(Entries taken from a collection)
================================
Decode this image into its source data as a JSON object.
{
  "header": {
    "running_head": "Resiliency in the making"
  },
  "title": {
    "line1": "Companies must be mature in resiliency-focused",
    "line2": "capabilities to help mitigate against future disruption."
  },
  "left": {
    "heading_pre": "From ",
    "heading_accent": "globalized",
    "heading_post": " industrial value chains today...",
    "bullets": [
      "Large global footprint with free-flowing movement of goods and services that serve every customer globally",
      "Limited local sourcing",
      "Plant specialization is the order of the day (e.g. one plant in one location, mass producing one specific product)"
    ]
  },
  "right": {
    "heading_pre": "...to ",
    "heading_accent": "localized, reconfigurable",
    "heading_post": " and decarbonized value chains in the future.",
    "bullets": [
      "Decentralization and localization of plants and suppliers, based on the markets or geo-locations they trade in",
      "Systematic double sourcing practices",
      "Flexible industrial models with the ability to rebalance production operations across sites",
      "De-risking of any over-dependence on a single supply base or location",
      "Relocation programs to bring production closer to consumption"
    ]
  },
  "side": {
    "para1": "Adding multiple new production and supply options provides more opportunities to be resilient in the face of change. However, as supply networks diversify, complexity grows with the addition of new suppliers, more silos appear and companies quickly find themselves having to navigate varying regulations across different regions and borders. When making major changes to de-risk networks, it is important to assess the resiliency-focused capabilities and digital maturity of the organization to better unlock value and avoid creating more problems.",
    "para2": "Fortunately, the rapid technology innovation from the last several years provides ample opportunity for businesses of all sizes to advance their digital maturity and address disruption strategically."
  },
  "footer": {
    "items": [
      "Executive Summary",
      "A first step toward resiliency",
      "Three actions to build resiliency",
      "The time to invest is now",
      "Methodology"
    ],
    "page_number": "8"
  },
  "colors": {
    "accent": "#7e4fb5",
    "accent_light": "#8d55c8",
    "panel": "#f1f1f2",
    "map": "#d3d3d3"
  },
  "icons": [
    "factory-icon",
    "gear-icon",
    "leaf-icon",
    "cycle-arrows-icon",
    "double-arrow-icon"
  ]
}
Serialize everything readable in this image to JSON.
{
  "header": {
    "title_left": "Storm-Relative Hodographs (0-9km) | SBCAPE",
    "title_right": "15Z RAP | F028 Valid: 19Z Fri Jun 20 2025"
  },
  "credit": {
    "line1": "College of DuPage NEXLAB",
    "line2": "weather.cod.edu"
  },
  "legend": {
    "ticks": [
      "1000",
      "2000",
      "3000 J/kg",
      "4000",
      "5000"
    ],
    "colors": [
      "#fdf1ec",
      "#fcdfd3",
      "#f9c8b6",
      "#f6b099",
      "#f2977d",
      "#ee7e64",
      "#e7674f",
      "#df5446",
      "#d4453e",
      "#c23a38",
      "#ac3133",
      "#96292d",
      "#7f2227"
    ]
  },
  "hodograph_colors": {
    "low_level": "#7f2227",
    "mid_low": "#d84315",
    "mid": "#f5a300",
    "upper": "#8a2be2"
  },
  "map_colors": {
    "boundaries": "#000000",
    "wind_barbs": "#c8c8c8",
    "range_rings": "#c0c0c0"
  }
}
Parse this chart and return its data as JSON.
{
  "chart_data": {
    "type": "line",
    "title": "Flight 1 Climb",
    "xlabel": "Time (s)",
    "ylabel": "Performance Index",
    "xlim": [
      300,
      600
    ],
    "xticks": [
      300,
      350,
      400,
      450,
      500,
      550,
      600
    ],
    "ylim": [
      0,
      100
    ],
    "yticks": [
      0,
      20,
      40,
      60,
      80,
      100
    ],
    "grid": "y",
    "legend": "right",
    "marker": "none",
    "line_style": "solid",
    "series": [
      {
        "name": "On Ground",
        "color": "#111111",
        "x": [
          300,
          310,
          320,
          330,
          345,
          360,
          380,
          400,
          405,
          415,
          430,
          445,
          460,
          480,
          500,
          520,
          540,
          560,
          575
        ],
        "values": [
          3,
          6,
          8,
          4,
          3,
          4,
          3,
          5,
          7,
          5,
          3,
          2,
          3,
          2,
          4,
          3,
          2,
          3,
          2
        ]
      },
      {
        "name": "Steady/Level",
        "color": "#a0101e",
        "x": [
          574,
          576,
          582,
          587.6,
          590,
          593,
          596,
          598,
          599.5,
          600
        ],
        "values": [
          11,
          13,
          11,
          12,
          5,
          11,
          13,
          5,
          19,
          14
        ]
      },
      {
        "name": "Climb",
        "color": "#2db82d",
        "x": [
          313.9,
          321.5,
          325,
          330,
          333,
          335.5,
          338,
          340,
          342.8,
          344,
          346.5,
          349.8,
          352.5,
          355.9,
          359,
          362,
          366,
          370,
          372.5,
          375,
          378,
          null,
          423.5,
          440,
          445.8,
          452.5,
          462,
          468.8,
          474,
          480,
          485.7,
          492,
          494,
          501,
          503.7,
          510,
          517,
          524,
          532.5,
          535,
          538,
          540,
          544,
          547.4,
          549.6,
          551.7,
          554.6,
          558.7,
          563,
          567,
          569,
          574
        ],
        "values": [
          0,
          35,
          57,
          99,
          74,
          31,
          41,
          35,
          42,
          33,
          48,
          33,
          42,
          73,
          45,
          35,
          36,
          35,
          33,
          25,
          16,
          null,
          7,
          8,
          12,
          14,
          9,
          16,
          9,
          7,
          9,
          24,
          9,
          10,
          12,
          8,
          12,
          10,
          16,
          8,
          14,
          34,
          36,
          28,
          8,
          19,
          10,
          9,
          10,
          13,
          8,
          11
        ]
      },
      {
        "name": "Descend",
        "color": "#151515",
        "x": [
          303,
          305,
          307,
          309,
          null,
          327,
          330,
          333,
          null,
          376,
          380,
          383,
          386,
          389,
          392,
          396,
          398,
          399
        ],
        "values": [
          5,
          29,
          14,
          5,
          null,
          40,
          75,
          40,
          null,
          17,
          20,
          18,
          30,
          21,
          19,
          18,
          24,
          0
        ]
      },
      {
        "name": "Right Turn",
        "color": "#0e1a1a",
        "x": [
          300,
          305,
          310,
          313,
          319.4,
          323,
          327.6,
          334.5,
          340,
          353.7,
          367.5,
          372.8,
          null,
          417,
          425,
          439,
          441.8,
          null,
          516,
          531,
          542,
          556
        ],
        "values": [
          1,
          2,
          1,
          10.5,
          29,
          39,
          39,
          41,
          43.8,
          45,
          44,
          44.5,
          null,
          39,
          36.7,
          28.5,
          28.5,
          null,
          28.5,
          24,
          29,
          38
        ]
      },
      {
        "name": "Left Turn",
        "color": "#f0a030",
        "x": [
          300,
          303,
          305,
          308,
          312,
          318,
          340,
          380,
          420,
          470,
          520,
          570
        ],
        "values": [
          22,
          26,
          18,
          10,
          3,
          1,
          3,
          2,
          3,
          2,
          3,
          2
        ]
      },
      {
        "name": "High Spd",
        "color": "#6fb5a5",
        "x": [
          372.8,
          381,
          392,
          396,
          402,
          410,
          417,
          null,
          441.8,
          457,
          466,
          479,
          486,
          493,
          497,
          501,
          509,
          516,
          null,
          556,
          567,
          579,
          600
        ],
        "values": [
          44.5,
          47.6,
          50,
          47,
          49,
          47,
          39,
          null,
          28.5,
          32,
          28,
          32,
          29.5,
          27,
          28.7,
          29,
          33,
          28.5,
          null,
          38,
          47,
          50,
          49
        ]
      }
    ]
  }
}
================================
§ **Exercise details**
Faithfully reproduce all of the records, character for character.

§ **Exercise answer**
Decode this image into its source data as a JSON object.
{
  "header": {
    "running_head": "Resiliency in the making"
  },
  "title": {
    "line1": "Companies must be mature in resiliency-focused",
    "line2": "capabilities to help mitigate against future disruption."
  },
  "left": {
    "heading_pre": "From ",
    "heading_accent": "globalized",
    "heading_post": " industrial value chains today...",
    "bullets": [
      "Large global footprint with free-flowing movement of goods and services that serve every customer globally",
      "Limited local sourcing",
      "Plant specialization is the order of the day (e.g. one plant in one location, mass producing one specific product)"
    ]
  },
  "right": {
    "heading_pre": "...to ",
    "heading_accent": "localized, reconfigurable",
    "heading_post": " and decarbonized value chains in the future.",
    "bullets": [
      "Decentralization and localization of plants and suppliers, based on the markets or geo-locations they trade in",
      "Systematic double sourcing practices",
      "Flexible industrial models with the ability to rebalance production operations across sites",
      "De-risking of any over-dependence on a single supply base or location",
      "Relocation programs to bring production closer to consumption"
    ]
  },
  "side": {
    "para1": "Adding multiple new production and supply options provides more opportunities to be resilient in the face of change. However, as supply networks diversify, complexity grows with the addition of new suppliers, more silos appear and companies quickly find themselves having to navigate varying regulations across different regions and borders. When making major changes to de-risk networks, it is important to assess the resiliency-focused capabilities and digital maturity of the organization to better unlock value and avoid creating more problems.",
    "para2": "Fortunately, the rapid technology innovation from the last several years provides ample opportunity for businesses of all sizes to advance their digital maturity and address disruption strategically."
  },
  "footer": {
    "items": [
      "Executive Summary",
      "A first step toward resiliency",
      "Three actions to build resiliency",
      "The time to invest is now",
      "Methodology"
    ],
    "page_number": "8"
  },
  "colors": {
    "accent": "#7e4fb5",
    "accent_light": "#8d55c8",
    "panel": "#f1f1f2",
    "map": "#d3d3d3"
  },
  "icons": [
    "factory-icon",
    "gear-icon",
    "leaf-icon",
    "cycle-arrows-icon",
    "double-arrow-icon"
  ]
}
Serialize everything readable in this image to JSON.
{
  "header": {
    "title_left": "Storm-Relative Hodographs (0-9km) | SBCAPE",
    "title_right": "15Z RAP | F028 Valid: 19Z Fri Jun 20 2025"
  },
  "credit": {
    "line1": "College of DuPage NEXLAB",
    "line2": "weather.cod.edu"
  },
  "legend": {
    "ticks": [
      "1000",
      "2000",
      "3000 J/kg",
      "4000",
      "5000"
    ],
    "colors": [
      "#fdf1ec",
      "#fcdfd3",
      "#f9c8b6",
      "#f6b099",
      "#f2977d",
      "#ee7e64",
      "#e7674f",
      "#df5446",
      "#d4453e",
      "#c23a38",
      "#ac3133",
      "#96292d",
      "#7f2227"
    ]
  },
  "hodograph_colors": {
    "low_level": "#7f2227",
    "mid_low": "#d84315",
    "mid": "#f5a300",
    "upper": "#8a2be2"
  },
  "map_colors": {
    "boundaries": "#000000",
    "wind_barbs": "#c8c8c8",
    "range_rings": "#c0c0c0"
  }
}
Parse this chart and return its data as JSON.
{
  "chart_data": {
    "type": "line",
    "title": "Flight 1 Climb",
    "xlabel": "Time (s)",
    "ylabel": "Performance Index",
    "xlim": [
      300,
      600
    ],
    "xticks": [
      300,
      350,
      400,
      450,
      500,
      550,
      600
    ],
    "ylim": [
      0,
      100
    ],
    "yticks": [
      0,
      20,
      40,
      60,
      80,
      100
    ],
    "grid": "y",
    "legend": "right",
    "marker": "none",
    "line_style": "solid",
    "series": [
      {
        "name": "On Ground",
        "color": "#111111",
        "x": [
          300,
          310,
          320,
          330,
          345,
          360,
          380,
          400,
          405,
          415,
          430,
          445,
          460,
          480,
          500,
          520,
          540,
          560,
          575
        ],
        "values": [
          3,
          6,
          8,
          4,
          3,
          4,
          3,
          5,
          7,
          5,
          3,
          2,
          3,
          2,
          4,
          3,
          2,
          3,
          2
        ]
      },
      {
        "name": "Steady/Level",
        "color": "#a0101e",
        "x": [
          574,
          576,
          582,
          587.6,
          590,
          593,
          596,
          598,
          599.5,
          600
        ],
        "values": [
          11,
          13,
          11,
          12,
          5,
          11,
          13,
          5,
          19,
          14
        ]
      },
      {
        "name": "Climb",
        "color": "#2db82d",
        "x": [
          313.9,
          321.5,
          325,
          330,
          333,
          335.5,
          338,
          340,
          342.8,
          344,
          346.5,
          349.8,
          352.5,
          355.9,
          359,
          362,
          366,
          370,
          372.5,
          375,
          378,
          null,
          423.5,
          440,
          445.8,
          452.5,
          462,
          468.8,
          474,
          480,
          485.7,
          492,
          494,
          501,
          503.7,
          510,
          517,
          524,
          532.5,
          535,
          538,
          540,
          544,
          547.4,
          549.6,
          551.7,
          554.6,
          558.7,
          563,
          567,
          569,
          574
        ],
        "values": [
          0,
          35,
          57,
          99,
          74,
          31,
          41,
          35,
          42,
          33,
          48,
          33,
          42,
          73,
          45,
          35,
          36,
          35,
          33,
          25,
          16,
          null,
          7,
          8,
          12,
          14,
          9,
          16,
          9,
          7,
          9,
          24,
          9,
          10,
          12,
          8,
          12,
          10,
          16,
          8,
          14,
          34,
          36,
          28,
          8,
          19,
          10,
          9,
          10,
          13,
          8,
          11
        ]
      },
      {
        "name": "Descend",
        "color": "#151515",
        "x": [
          303,
          305,
          307,
          309,
          null,
          327,
          330,
          333,
          null,
          376,
          380,
          383,
          386,
          389,
          392,
          396,
          398,
          399
        ],
        "values": [
          5,
          29,
          14,
          5,
          null,
          40,
          75,
          40,
          null,
          17,
          20,
          18,
          30,
          21,
          19,
          18,
          24,
          0
        ]
      },
      {
        "name": "Right Turn",
        "color": "#0e1a1a",
        "x": [
          300,
          305,
          310,
          313,
          319.4,
          323,
          327.6,
          334.5,
          340,
          353.7,
          367.5,
          372.8,
          null,
          417,
          425,
          439,
          441.8,
          null,
          516,
          531,
          542,
          556
        ],
        "values": [
          1,
          2,
          1,
          10.5,
          29,
          39,
          39,
          41,
          43.8,
          45,
          44,
          44.5,
          null,
          39,
          36.7,
          28.5,
          28.5,
          null,
          28.5,
          24,
          29,
          38
        ]
      },
      {
        "name": "Left Turn",
        "color": "#f0a030",
        "x": [
          300,
          303,
          305,
          308,
          312,
          318,
          340,
          380,
          420,
          470,
          520,
          570
        ],
        "values": [
          22,
          26,
          18,
          10,
          3,
          1,
          3,
          2,
          3,
          2,
          3,
          2
        ]
      },
      {
        "name": "High Spd",
        "color": "#6fb5a5",
        "x": [
          372.8,
          381,
          392,
          396,
          402,
          410,
          417,
          null,
          441.8,
          457,
          466,
          479,
          486,
          493,
          497,
          501,
          509,
          516,
          null,
          556,
          567,
          579,
          600
        ],
        "values": [
          44.5,
          47.6,
          50,
          47,
          49,
          47,
          39,
          null,
          28.5,
          32,
          28,
          32,
          29.5,
          27,
          28.7,
          29,
          33,
          28.5,
          null,
          38,
          47,
          50,
          49
        ]
      }
    ]
  }
}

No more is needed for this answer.